- Stated goal -
Work through the data below and give the number of lines holding "sets", nothing more.
——————————
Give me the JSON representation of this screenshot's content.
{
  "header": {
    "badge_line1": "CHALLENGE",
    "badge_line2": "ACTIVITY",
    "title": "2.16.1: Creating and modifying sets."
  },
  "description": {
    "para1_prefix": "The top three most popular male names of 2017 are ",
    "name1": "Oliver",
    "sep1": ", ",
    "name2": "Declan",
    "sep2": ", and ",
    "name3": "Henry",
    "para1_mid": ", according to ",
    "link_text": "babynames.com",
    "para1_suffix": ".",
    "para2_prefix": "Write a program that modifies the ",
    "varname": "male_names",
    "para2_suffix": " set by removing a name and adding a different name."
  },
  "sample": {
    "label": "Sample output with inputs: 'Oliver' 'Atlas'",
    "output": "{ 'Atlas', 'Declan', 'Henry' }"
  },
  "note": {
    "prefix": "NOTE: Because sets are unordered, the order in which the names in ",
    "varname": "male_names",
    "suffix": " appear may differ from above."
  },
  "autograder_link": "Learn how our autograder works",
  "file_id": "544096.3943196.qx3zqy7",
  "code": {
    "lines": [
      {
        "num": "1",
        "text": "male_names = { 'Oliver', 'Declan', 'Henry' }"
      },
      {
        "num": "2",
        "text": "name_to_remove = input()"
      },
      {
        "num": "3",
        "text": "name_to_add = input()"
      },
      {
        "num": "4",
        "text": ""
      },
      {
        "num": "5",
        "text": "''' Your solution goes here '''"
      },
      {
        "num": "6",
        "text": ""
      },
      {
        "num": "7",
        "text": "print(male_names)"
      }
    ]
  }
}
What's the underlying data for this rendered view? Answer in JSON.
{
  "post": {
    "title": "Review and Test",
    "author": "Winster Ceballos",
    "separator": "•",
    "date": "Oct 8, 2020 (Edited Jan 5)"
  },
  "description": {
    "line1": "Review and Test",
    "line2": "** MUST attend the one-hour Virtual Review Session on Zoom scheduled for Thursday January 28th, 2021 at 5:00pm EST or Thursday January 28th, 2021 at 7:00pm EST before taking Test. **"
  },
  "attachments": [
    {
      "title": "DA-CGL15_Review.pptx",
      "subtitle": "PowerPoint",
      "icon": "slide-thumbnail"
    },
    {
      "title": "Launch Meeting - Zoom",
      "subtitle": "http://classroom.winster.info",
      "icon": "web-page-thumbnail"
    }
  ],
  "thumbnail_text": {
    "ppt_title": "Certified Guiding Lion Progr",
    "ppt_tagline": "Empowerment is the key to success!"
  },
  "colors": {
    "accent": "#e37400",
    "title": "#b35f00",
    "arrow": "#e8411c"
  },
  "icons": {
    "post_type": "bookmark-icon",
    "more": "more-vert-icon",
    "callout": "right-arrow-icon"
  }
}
——————————
- Answer to the task -
2